Data records:
==*==

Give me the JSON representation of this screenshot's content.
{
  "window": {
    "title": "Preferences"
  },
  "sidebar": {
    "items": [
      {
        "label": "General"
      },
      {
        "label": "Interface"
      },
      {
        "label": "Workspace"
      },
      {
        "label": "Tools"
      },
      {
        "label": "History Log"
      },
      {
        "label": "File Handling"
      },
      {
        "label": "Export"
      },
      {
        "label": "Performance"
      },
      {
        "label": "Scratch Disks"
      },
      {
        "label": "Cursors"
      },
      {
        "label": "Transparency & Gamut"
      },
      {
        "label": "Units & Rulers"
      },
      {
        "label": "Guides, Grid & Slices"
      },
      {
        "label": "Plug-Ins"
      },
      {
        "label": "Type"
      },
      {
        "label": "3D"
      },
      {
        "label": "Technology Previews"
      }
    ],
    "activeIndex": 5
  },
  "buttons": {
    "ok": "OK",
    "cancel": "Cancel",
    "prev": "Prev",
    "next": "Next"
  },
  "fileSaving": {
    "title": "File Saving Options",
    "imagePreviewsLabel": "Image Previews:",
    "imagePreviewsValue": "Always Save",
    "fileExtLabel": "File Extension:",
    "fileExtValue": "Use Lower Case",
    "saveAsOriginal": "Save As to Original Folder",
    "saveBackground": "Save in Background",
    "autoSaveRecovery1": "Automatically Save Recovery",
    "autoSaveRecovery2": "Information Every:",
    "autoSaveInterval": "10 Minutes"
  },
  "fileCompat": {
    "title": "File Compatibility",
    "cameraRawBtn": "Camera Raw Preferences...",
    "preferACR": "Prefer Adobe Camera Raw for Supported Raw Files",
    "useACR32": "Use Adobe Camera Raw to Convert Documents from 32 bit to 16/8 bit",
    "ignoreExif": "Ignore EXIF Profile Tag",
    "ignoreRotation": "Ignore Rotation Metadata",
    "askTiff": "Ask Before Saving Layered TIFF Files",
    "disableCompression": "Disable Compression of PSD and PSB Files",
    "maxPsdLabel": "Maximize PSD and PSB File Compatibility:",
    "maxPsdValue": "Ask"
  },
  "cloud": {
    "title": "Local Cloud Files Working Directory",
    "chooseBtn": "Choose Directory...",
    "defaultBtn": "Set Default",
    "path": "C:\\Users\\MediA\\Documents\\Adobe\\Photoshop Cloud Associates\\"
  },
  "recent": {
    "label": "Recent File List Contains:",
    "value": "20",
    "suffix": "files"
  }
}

==*==

Exercise requirements. Gather every line from the listing above in which the word "Adobe" appears.

Response to this task.
    "preferACR": "Prefer Adobe Camera Raw for Supported Raw Files",
    "useACR32": "Use Adobe Camera Raw to Convert Documents from 32 bit to 16/8 bit",
    "path": "C:\\Users\\MediA\\Documents\\Adobe\\Photoshop Cloud Associates\\"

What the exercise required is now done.